--- 任务要求 ---
把下面记录里从含有“tree-label: 安全: [209, 954, 235, 969]”的那一行起，到含有“default-check-icon: ✓: [358, 839, 372, 853]”的那一行为止（两头都算），一字不改地照抄一遍。

○ ○ ○ ○ ○

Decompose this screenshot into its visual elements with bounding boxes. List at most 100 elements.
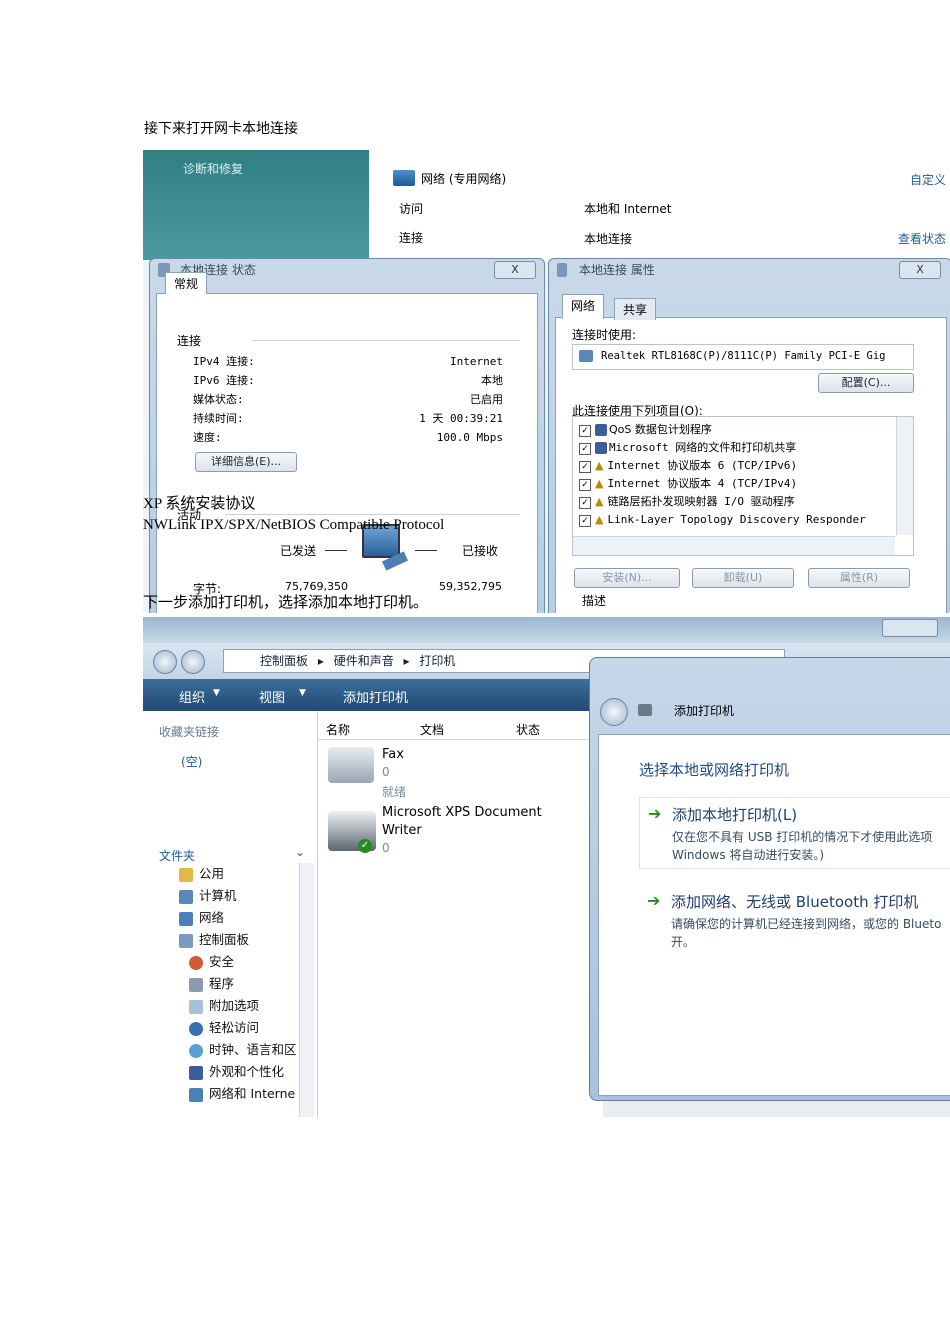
tree-label: 安全: [209, 954, 235, 969]
connection-group-label: 连接: [177, 334, 202, 348]
checkbox-checked-icon[interactable]: ✓: [579, 515, 591, 527]
chevron-right-icon: ▸: [403, 654, 410, 668]
item-label: Microsoft 网络的文件和打印机共享: [609, 441, 797, 454]
horizontal-scrollbar[interactable]: [573, 536, 895, 555]
network-adapter-icon: [579, 350, 593, 362]
window-titlebar: [143, 617, 950, 643]
xps-name[interactable]: Microsoft XPS Document: [382, 805, 542, 820]
default-check-icon: ✓: [358, 839, 372, 853]
list-item[interactable]: ✓ ▲ Internet 协议版本 6 (TCP/IPv6): [579, 457, 895, 475]
option1-title[interactable]: 添加本地打印机(L): [672, 804, 797, 825]
fax-icon[interactable]: [328, 747, 374, 783]
checkbox-checked-icon[interactable]: ✓: [579, 443, 591, 455]
column-name[interactable]: 名称: [326, 721, 350, 738]
sidebar: 诊断和修复: [143, 150, 369, 260]
customize-link[interactable]: 自定义: [910, 171, 946, 188]
breadcrumb-item[interactable]: 打印机: [419, 654, 455, 668]
list-item[interactable]: ✓ Microsoft 网络的文件和打印机共享: [579, 439, 895, 457]
overlay-text-2: NWLink IPX/SPX/NetBIOS Compatible Protoc…: [143, 517, 445, 533]
bytes-received: 59,352,795: [439, 580, 502, 593]
option2-title[interactable]: 添加网络、无线或 Bluetooth 打印机: [671, 891, 918, 912]
tree-label: 外观和个性化: [209, 1064, 285, 1079]
organize-button[interactable]: 组织: [179, 687, 205, 706]
items-rows: ✓ QoS 数据包计划程序 ✓ Microsoft 网络的文件和打印机共享 ✓ ▲ In…: [579, 421, 895, 529]
adapter-box: Realtek RTL8168C(P)/8111C(P) Family PCI-…: [572, 344, 914, 370]
add-local-printer-option[interactable]: ➔ 添加本地打印机(L) 仅在您不具有 USB 打印机的情况下才使用此选项 Wi…: [639, 797, 950, 869]
tree-label: 程序: [209, 976, 235, 991]
row-value: 100.0 Mbps: [436, 431, 503, 444]
protocol-icon: ▲: [595, 477, 604, 490]
list-item[interactable]: ✓ ▲ 链路层拓扑发现映射器 I/O 驱动程序: [579, 493, 895, 511]
tree-label: 网络和 Interne: [209, 1086, 296, 1101]
fax-name[interactable]: Fax: [382, 747, 404, 762]
add-printer-button[interactable]: 添加打印机: [343, 687, 408, 706]
tree-item[interactable]: 外观和个性化: [179, 1061, 307, 1083]
tab-network[interactable]: 网络: [562, 294, 605, 319]
tree-item[interactable]: 安全: [179, 951, 307, 973]
list-item[interactable]: ✓ ▲ Link-Layer Topology Discovery Responde…: [579, 511, 895, 529]
group-divider: [252, 340, 520, 341]
details-button[interactable]: 详细信息(E)...: [195, 452, 297, 472]
dialog-body: 选择本地或网络打印机 ➔ 添加本地打印机(L) 仅在您不具有 USB 打印机的情…: [598, 734, 950, 1096]
dialog-heading: 选择本地或网络打印机: [639, 761, 790, 779]
column-documents[interactable]: 文档: [420, 721, 444, 738]
status-row: IPv6 连接: 本地: [193, 371, 503, 390]
tree-item[interactable]: 附加选项: [179, 995, 307, 1017]
item-label: QoS 数据包计划程序: [609, 423, 712, 436]
add-network-printer-option[interactable]: ➔ 添加网络、无线或 Bluetooth 打印机 请确保您的计算机已经连接到网络…: [639, 885, 950, 955]
status-panel: 常规 连接 IPv4 连接: Internet IPv6 连接: 本地 媒体状态: 已…: [156, 272, 538, 613]
views-button[interactable]: 视图: [259, 687, 285, 706]
chevron-down-icon: ▼: [213, 688, 220, 698]
uninstall-button[interactable]: 卸载(U): [692, 568, 794, 588]
tree-label: 控制面板: [199, 932, 250, 947]
tree-item[interactable]: 网络和 Interne: [179, 1083, 307, 1105]
status-row: 媒体状态: 已启用: [193, 390, 503, 409]
tree-item[interactable]: 轻松访问: [179, 1017, 307, 1039]
command-toolbar: 组织 ▼ 视图 ▼ 添加打印机: [143, 679, 603, 711]
tree-item[interactable]: 计算机: [179, 885, 307, 907]
breadcrumb-item[interactable]: 控制面板: [260, 654, 308, 668]
dialog-title: 添加打印机: [674, 704, 735, 718]
vertical-scrollbar[interactable]: [299, 863, 314, 1117]
diagnose-repair-link[interactable]: 诊断和修复: [183, 160, 243, 177]
tree-item[interactable]: 时钟、语言和区: [179, 1039, 307, 1061]
xps-name-line2[interactable]: Writer: [382, 823, 422, 838]
close-button[interactable]: X: [494, 261, 536, 279]
list-item[interactable]: ✓ ▲ Internet 协议版本 4 (TCP/IPv4): [579, 475, 895, 493]
checkbox-checked-icon[interactable]: ✓: [579, 479, 591, 491]
tree-item[interactable]: 控制面板: [179, 929, 307, 951]
properties-button[interactable]: 属性(R): [808, 568, 910, 588]
vertical-scrollbar[interactable]: [896, 417, 913, 535]
configure-button[interactable]: 配置(C)...: [818, 373, 914, 393]
forward-icon[interactable]: [181, 650, 205, 674]
view-status-link[interactable]: 查看状态: [898, 230, 946, 247]
list-item[interactable]: ✓ QoS 数据包计划程序: [579, 421, 895, 439]
checkbox-checked-icon[interactable]: ✓: [579, 461, 591, 473]
back-icon[interactable]: [153, 650, 177, 674]
breadcrumb-item[interactable]: 硬件和声音: [334, 654, 394, 668]
chevron-down-icon[interactable]: ⌄: [295, 845, 305, 859]
install-button[interactable]: 安装(N)...: [574, 568, 680, 588]
network-name: 网络 (专用网络): [421, 172, 507, 186]
tree-label: 网络: [199, 910, 225, 925]
close-button[interactable]: X: [899, 261, 941, 279]
computer-icon: [179, 889, 193, 904]
items-list: ✓ QoS 数据包计划程序 ✓ Microsoft 网络的文件和打印机共享 ✓ ▲ In…: [572, 416, 914, 556]
tree-label: 附加选项: [209, 998, 260, 1013]
tree-item[interactable]: 程序: [179, 973, 307, 995]
properties-window-title: 本地连接 属性: [579, 263, 655, 277]
network-screenshot: 诊断和修复 网络 (专用网络) 自定义 访问 本地和 Internet 连接 本…: [143, 150, 950, 613]
tab-share[interactable]: 共享: [614, 298, 657, 320]
checkbox-checked-icon[interactable]: ✓: [579, 425, 591, 437]
tree-item[interactable]: 公用: [179, 863, 307, 885]
row-value: 本地: [481, 374, 503, 387]
access-value: 本地和 Internet: [584, 202, 672, 216]
tree-item[interactable]: 网络: [179, 907, 307, 929]
window-controls[interactable]: [882, 619, 938, 637]
item-label: Internet 协议版本 4 (TCP/IPv4): [607, 477, 798, 490]
column-status[interactable]: 状态: [516, 721, 540, 738]
back-icon[interactable]: [600, 698, 628, 726]
item-label: Link-Layer Topology Discovery Responder: [607, 513, 866, 526]
checkbox-checked-icon[interactable]: ✓: [579, 497, 591, 509]
tab-general[interactable]: 常规: [165, 272, 208, 294]
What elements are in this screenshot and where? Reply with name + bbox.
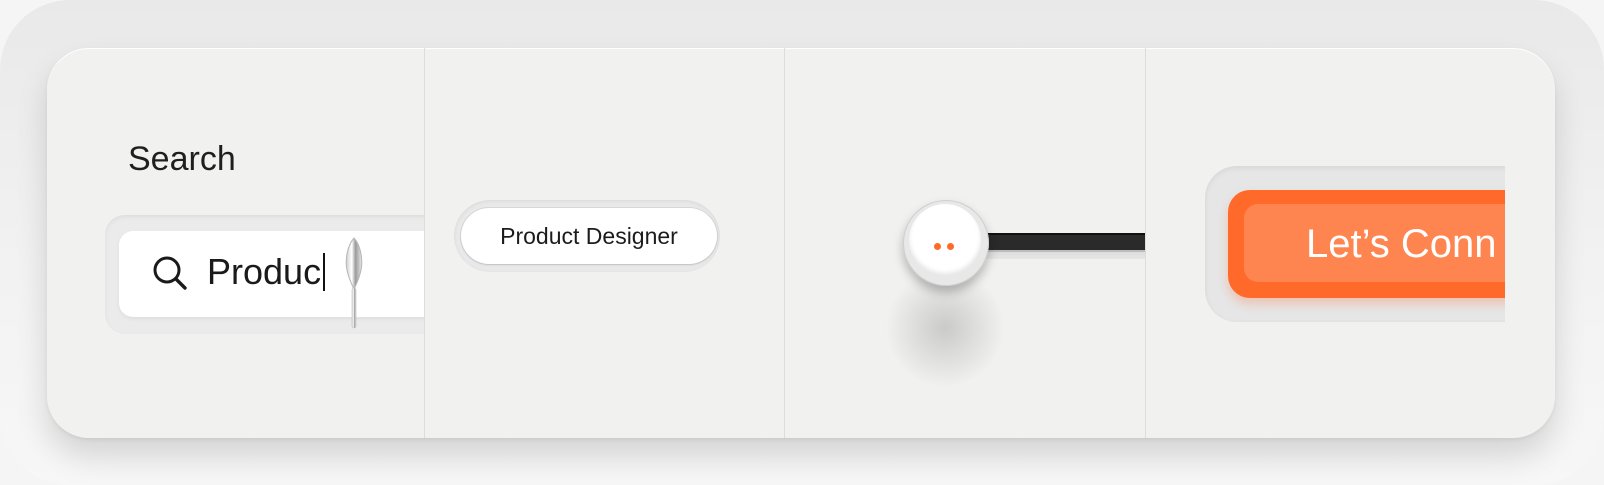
slider-panel [785, 48, 1145, 438]
chip-panel: Product Designer [425, 48, 784, 438]
product-designer-chip[interactable]: Product Designer [461, 208, 717, 264]
text-caret [323, 253, 326, 292]
cta-button-label: Let’s Conn [1306, 222, 1497, 266]
search-icon[interactable] [151, 254, 189, 292]
knob-shadow [885, 268, 1005, 388]
slider-knob-face [909, 204, 981, 276]
slider-knob[interactable] [903, 200, 989, 286]
knob-dot-icon [947, 243, 954, 250]
cta-panel: Let’s Conn [1146, 48, 1505, 438]
knob-dot-icon [934, 243, 941, 250]
slider-track[interactable] [965, 233, 1145, 250]
lets-connect-button[interactable]: Let’s Conn [1228, 190, 1505, 298]
search-input-value: Produc [207, 250, 326, 294]
component-card: Search Produc Product Designer Let’s Con… [47, 48, 1555, 438]
search-panel: Search Produc [47, 48, 424, 438]
search-value-text: Produc [207, 251, 322, 292]
ibeam-cursor-icon [345, 237, 363, 329]
search-label: Search [128, 140, 236, 178]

○ ○ ○ ○ ○

--- 预期输出 ---
tree-label: 安全: [209, 954, 235, 969]
connection-group-label: 连接: [177, 334, 202, 348]
checkbox-checked-icon[interactable]: ✓: [579, 515, 591, 527]
chevron-right-icon: ▸: [403, 654, 410, 668]
item-label: Microsoft 网络的文件和打印机共享: [609, 441, 797, 454]
horizontal-scrollbar[interactable]: [573, 536, 895, 555]
network-adapter-icon: [579, 350, 593, 362]
window-titlebar: [143, 617, 950, 643]
xps-name[interactable]: Microsoft XPS Document: [382, 805, 542, 820]
default-check-icon: ✓: [358, 839, 372, 853]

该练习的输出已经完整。